*WHAT YOU WILL DO*. Restate the data below word for word. Skip any images it contains.

*GIVEN RECORDS*.
= = = = =

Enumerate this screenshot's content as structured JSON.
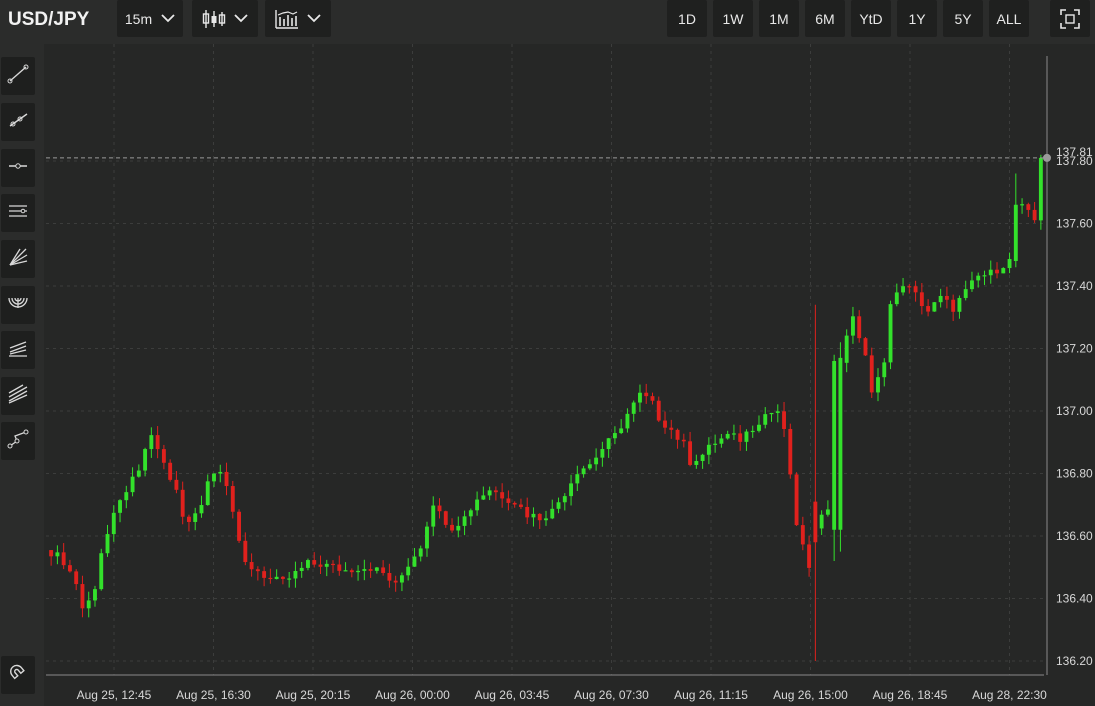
{
  "header": {
    "symbol": "USD/JPY",
    "interval": "15m",
    "chart_type_icon": "candlestick-icon",
    "indicators_icon": "indicator-icon",
    "ranges": [
      "1D",
      "1W",
      "1M",
      "6M",
      "YtD",
      "1Y",
      "5Y",
      "ALL"
    ],
    "fullscreen_icon": "fullscreen-icon"
  },
  "tools": [
    {
      "name": "trend-line-icon"
    },
    {
      "name": "ray-icon"
    },
    {
      "name": "horizontal-line-icon"
    },
    {
      "name": "parallel-channel-icon"
    },
    {
      "name": "fan-icon"
    },
    {
      "name": "arc-icon"
    },
    {
      "name": "pitchfork-icon"
    },
    {
      "name": "fibonacci-icon"
    },
    {
      "name": "path-icon"
    },
    {
      "name": "magnet-icon"
    }
  ],
  "colors": {
    "up": "#33e12b",
    "down": "#e0211d",
    "background": "#262726",
    "grid": "#3c3d3c"
  },
  "chart_data": {
    "type": "candlestick",
    "xlabel": "",
    "ylabel": "",
    "ylim": [
      136.04,
      137.99
    ],
    "yticks": [
      "136.20",
      "136.40",
      "136.60",
      "136.80",
      "137.00",
      "137.20",
      "137.40",
      "137.60",
      "137.80"
    ],
    "last_price_label": "137.81",
    "last_price": 137.81,
    "xticks": [
      "Aug 25, 12:45",
      "Aug 25, 16:30",
      "Aug 25, 20:15",
      "Aug 26, 00:00",
      "Aug 26, 03:45",
      "Aug 26, 07:30",
      "Aug 26, 11:15",
      "Aug 26, 15:00",
      "Aug 26, 18:45",
      "Aug 28, 22:30"
    ],
    "close_path": [
      [
        0,
        136.55
      ],
      [
        2,
        136.52
      ],
      [
        4,
        136.45
      ],
      [
        5,
        136.37
      ],
      [
        6,
        136.39
      ],
      [
        7,
        136.44
      ],
      [
        8,
        136.55
      ],
      [
        10,
        136.66
      ],
      [
        12,
        136.75
      ],
      [
        14,
        136.8
      ],
      [
        15,
        136.88
      ],
      [
        16,
        136.91
      ],
      [
        17,
        136.88
      ],
      [
        18,
        136.83
      ],
      [
        20,
        136.74
      ],
      [
        21,
        136.66
      ],
      [
        22,
        136.64
      ],
      [
        24,
        136.71
      ],
      [
        25,
        136.78
      ],
      [
        27,
        136.82
      ],
      [
        28,
        136.77
      ],
      [
        29,
        136.68
      ],
      [
        30,
        136.57
      ],
      [
        31,
        136.51
      ],
      [
        33,
        136.49
      ],
      [
        35,
        136.46
      ],
      [
        37,
        136.45
      ],
      [
        39,
        136.48
      ],
      [
        41,
        136.51
      ],
      [
        43,
        136.51
      ],
      [
        45,
        136.5
      ],
      [
        47,
        136.49
      ],
      [
        49,
        136.5
      ],
      [
        51,
        136.5
      ],
      [
        53,
        136.48
      ],
      [
        55,
        136.44
      ],
      [
        57,
        136.51
      ],
      [
        59,
        136.57
      ],
      [
        60,
        136.64
      ],
      [
        61,
        136.71
      ],
      [
        62,
        136.67
      ],
      [
        64,
        136.63
      ],
      [
        66,
        136.66
      ],
      [
        68,
        136.72
      ],
      [
        70,
        136.75
      ],
      [
        72,
        136.73
      ],
      [
        74,
        136.71
      ],
      [
        76,
        136.67
      ],
      [
        78,
        136.66
      ],
      [
        80,
        136.68
      ],
      [
        82,
        136.74
      ],
      [
        84,
        136.81
      ],
      [
        86,
        136.83
      ],
      [
        88,
        136.88
      ],
      [
        90,
        136.92
      ],
      [
        92,
        136.99
      ],
      [
        94,
        137.05
      ],
      [
        95,
        137.04
      ],
      [
        96,
        137.02
      ],
      [
        97,
        136.98
      ],
      [
        99,
        136.94
      ],
      [
        101,
        136.89
      ],
      [
        102,
        136.84
      ],
      [
        104,
        136.86
      ],
      [
        106,
        136.9
      ],
      [
        108,
        136.92
      ],
      [
        110,
        136.91
      ],
      [
        112,
        136.95
      ],
      [
        114,
        136.99
      ],
      [
        116,
        137.0
      ],
      [
        117,
        136.93
      ],
      [
        118,
        136.8
      ],
      [
        119,
        136.62
      ],
      [
        120,
        136.58
      ],
      [
        121,
        136.49
      ],
      [
        122,
        136.61
      ],
      [
        123,
        136.68
      ],
      [
        124,
        136.7
      ],
      [
        125,
        136.62
      ],
      [
        126,
        137.16
      ],
      [
        127,
        137.25
      ],
      [
        128,
        137.29
      ],
      [
        129,
        137.24
      ],
      [
        130,
        137.18
      ],
      [
        131,
        137.05
      ],
      [
        132,
        137.1
      ],
      [
        133,
        137.17
      ],
      [
        134,
        137.34
      ],
      [
        135,
        137.37
      ],
      [
        136,
        137.41
      ],
      [
        138,
        137.37
      ],
      [
        140,
        137.32
      ],
      [
        142,
        137.36
      ],
      [
        144,
        137.33
      ],
      [
        146,
        137.38
      ],
      [
        148,
        137.43
      ],
      [
        150,
        137.44
      ],
      [
        152,
        137.47
      ],
      [
        153,
        137.48
      ],
      [
        154,
        137.66
      ],
      [
        155,
        137.65
      ],
      [
        156,
        137.63
      ],
      [
        157,
        137.61
      ],
      [
        158,
        137.81
      ]
    ],
    "special_candles": [
      {
        "i": 122,
        "open": 136.71,
        "high": 137.34,
        "low": 136.2,
        "close": 136.58
      },
      {
        "i": 125,
        "open": 136.62,
        "high": 137.18,
        "low": 136.52,
        "close": 137.16
      },
      {
        "i": 126,
        "open": 136.62,
        "high": 137.22,
        "low": 136.55,
        "close": 137.17
      },
      {
        "i": 158,
        "open": 137.61,
        "high": 137.82,
        "low": 137.58,
        "close": 137.81
      },
      {
        "i": 154,
        "open": 137.48,
        "high": 137.76,
        "low": 137.46,
        "close": 137.66
      }
    ]
  }
}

= = = = =

*THE RESPONSE*.
Enumerate this screenshot's content as structured JSON.
{
  "header": {
    "symbol": "USD/JPY",
    "interval": "15m",
    "chart_type_icon": "candlestick-icon",
    "indicators_icon": "indicator-icon",
    "ranges": [
      "1D",
      "1W",
      "1M",
      "6M",
      "YtD",
      "1Y",
      "5Y",
      "ALL"
    ],
    "fullscreen_icon": "fullscreen-icon"
  },
  "tools": [
    {
      "name": "trend-line-icon"
    },
    {
      "name": "ray-icon"
    },
    {
      "name": "horizontal-line-icon"
    },
    {
      "name": "parallel-channel-icon"
    },
    {
      "name": "fan-icon"
    },
    {
      "name": "arc-icon"
    },
    {
      "name": "pitchfork-icon"
    },
    {
      "name": "fibonacci-icon"
    },
    {
      "name": "path-icon"
    },
    {
      "name": "magnet-icon"
    }
  ],
  "colors": {
    "up": "#33e12b",
    "down": "#e0211d",
    "background": "#262726",
    "grid": "#3c3d3c"
  },
  "chart_data": {
    "type": "candlestick",
    "xlabel": "",
    "ylabel": "",
    "ylim": [
      136.04,
      137.99
    ],
    "yticks": [
      "136.20",
      "136.40",
      "136.60",
      "136.80",
      "137.00",
      "137.20",
      "137.40",
      "137.60",
      "137.80"
    ],
    "last_price_label": "137.81",
    "last_price": 137.81,
    "xticks": [
      "Aug 25, 12:45",
      "Aug 25, 16:30",
      "Aug 25, 20:15",
      "Aug 26, 00:00",
      "Aug 26, 03:45",
      "Aug 26, 07:30",
      "Aug 26, 11:15",
      "Aug 26, 15:00",
      "Aug 26, 18:45",
      "Aug 28, 22:30"
    ],
    "close_path": [
      [
        0,
        136.55
      ],
      [
        2,
        136.52
      ],
      [
        4,
        136.45
      ],
      [
        5,
        136.37
      ],
      [
        6,
        136.39
      ],
      [
        7,
        136.44
      ],
      [
        8,
        136.55
      ],
      [
        10,
        136.66
      ],
      [
        12,
        136.75
      ],
      [
        14,
        136.8
      ],
      [
        15,
        136.88
      ],
      [
        16,
        136.91
      ],
      [
        17,
        136.88
      ],
      [
        18,
        136.83
      ],
      [
        20,
        136.74
      ],
      [
        21,
        136.66
      ],
      [
        22,
        136.64
      ],
      [
        24,
        136.71
      ],
      [
        25,
        136.78
      ],
      [
        27,
        136.82
      ],
      [
        28,
        136.77
      ],
      [
        29,
        136.68
      ],
      [
        30,
        136.57
      ],
      [
        31,
        136.51
      ],
      [
        33,
        136.49
      ],
      [
        35,
        136.46
      ],
      [
        37,
        136.45
      ],
      [
        39,
        136.48
      ],
      [
        41,
        136.51
      ],
      [
        43,
        136.51
      ],
      [
        45,
        136.5
      ],
      [
        47,
        136.49
      ],
      [
        49,
        136.5
      ],
      [
        51,
        136.5
      ],
      [
        53,
        136.48
      ],
      [
        55,
        136.44
      ],
      [
        57,
        136.51
      ],
      [
        59,
        136.57
      ],
      [
        60,
        136.64
      ],
      [
        61,
        136.71
      ],
      [
        62,
        136.67
      ],
      [
        64,
        136.63
      ],
      [
        66,
        136.66
      ],
      [
        68,
        136.72
      ],
      [
        70,
        136.75
      ],
      [
        72,
        136.73
      ],
      [
        74,
        136.71
      ],
      [
        76,
        136.67
      ],
      [
        78,
        136.66
      ],
      [
        80,
        136.68
      ],
      [
        82,
        136.74
      ],
      [
        84,
        136.81
      ],
      [
        86,
        136.83
      ],
      [
        88,
        136.88
      ],
      [
        90,
        136.92
      ],
      [
        92,
        136.99
      ],
      [
        94,
        137.05
      ],
      [
        95,
        137.04
      ],
      [
        96,
        137.02
      ],
      [
        97,
        136.98
      ],
      [
        99,
        136.94
      ],
      [
        101,
        136.89
      ],
      [
        102,
        136.84
      ],
      [
        104,
        136.86
      ],
      [
        106,
        136.9
      ],
      [
        108,
        136.92
      ],
      [
        110,
        136.91
      ],
      [
        112,
        136.95
      ],
      [
        114,
        136.99
      ],
      [
        116,
        137.0
      ],
      [
        117,
        136.93
      ],
      [
        118,
        136.8
      ],
      [
        119,
        136.62
      ],
      [
        120,
        136.58
      ],
      [
        121,
        136.49
      ],
      [
        122,
        136.61
      ],
      [
        123,
        136.68
      ],
      [
        124,
        136.7
      ],
      [
        125,
        136.62
      ],
      [
        126,
        137.16
      ],
      [
        127,
        137.25
      ],
      [
        128,
        137.29
      ],
      [
        129,
        137.24
      ],
      [
        130,
        137.18
      ],
      [
        131,
        137.05
      ],
      [
        132,
        137.1
      ],
      [
        133,
        137.17
      ],
      [
        134,
        137.34
      ],
      [
        135,
        137.37
      ],
      [
        136,
        137.41
      ],
      [
        138,
        137.37
      ],
      [
        140,
        137.32
      ],
      [
        142,
        137.36
      ],
      [
        144,
        137.33
      ],
      [
        146,
        137.38
      ],
      [
        148,
        137.43
      ],
      [
        150,
        137.44
      ],
      [
        152,
        137.47
      ],
      [
        153,
        137.48
      ],
      [
        154,
        137.66
      ],
      [
        155,
        137.65
      ],
      [
        156,
        137.63
      ],
      [
        157,
        137.61
      ],
      [
        158,
        137.81
      ]
    ],
    "special_candles": [
      {
        "i": 122,
        "open": 136.71,
        "high": 137.34,
        "low": 136.2,
        "close": 136.58
      },
      {
        "i": 125,
        "open": 136.62,
        "high": 137.18,
        "low": 136.52,
        "close": 137.16
      },
      {
        "i": 126,
        "open": 136.62,
        "high": 137.22,
        "low": 136.55,
        "close": 137.17
      },
      {
        "i": 158,
        "open": 137.61,
        "high": 137.82,
        "low": 137.58,
        "close": 137.81
      },
      {
        "i": 154,
        "open": 137.48,
        "high": 137.76,
        "low": 137.46,
        "close": 137.66
      }
    ]
  }
}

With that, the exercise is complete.